__What is needed__
Your task is to repeat all of the data exactly while excluding the pictures.

__Exercise materials__
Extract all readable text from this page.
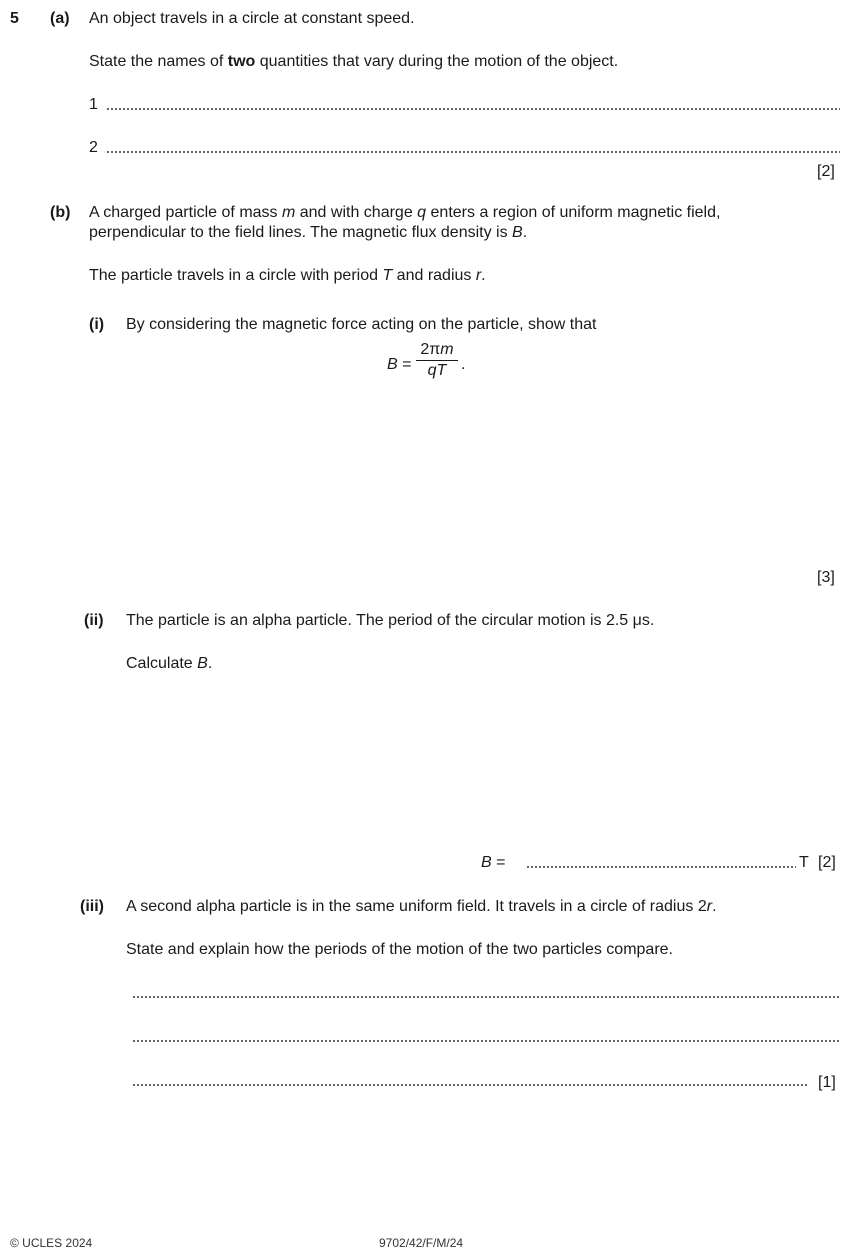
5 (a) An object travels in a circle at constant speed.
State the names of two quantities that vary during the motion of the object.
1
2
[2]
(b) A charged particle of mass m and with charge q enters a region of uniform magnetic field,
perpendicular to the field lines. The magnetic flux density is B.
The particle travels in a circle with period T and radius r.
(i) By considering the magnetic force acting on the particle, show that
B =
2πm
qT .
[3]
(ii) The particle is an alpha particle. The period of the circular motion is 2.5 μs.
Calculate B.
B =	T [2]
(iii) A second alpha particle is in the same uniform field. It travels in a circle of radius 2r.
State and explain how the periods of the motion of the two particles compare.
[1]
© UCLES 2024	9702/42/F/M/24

__Worked solution__
Extract all readable text from this page.
5 (a) An object travels in a circle at constant speed.
State the names of two quantities that vary during the motion of the object.
1
2
[2]
(b) A charged particle of mass m and with charge q enters a region of uniform magnetic field,
perpendicular to the field lines. The magnetic flux density is B.
The particle travels in a circle with period T and radius r.
(i) By considering the magnetic force acting on the particle, show that
B =
2πm
qT .
[3]
(ii) The particle is an alpha particle. The period of the circular motion is 2.5 μs.
Calculate B.
B =	T [2]
(iii) A second alpha particle is in the same uniform field. It travels in a circle of radius 2r.
State and explain how the periods of the motion of the two particles compare.
[1]
© UCLES 2024	9702/42/F/M/24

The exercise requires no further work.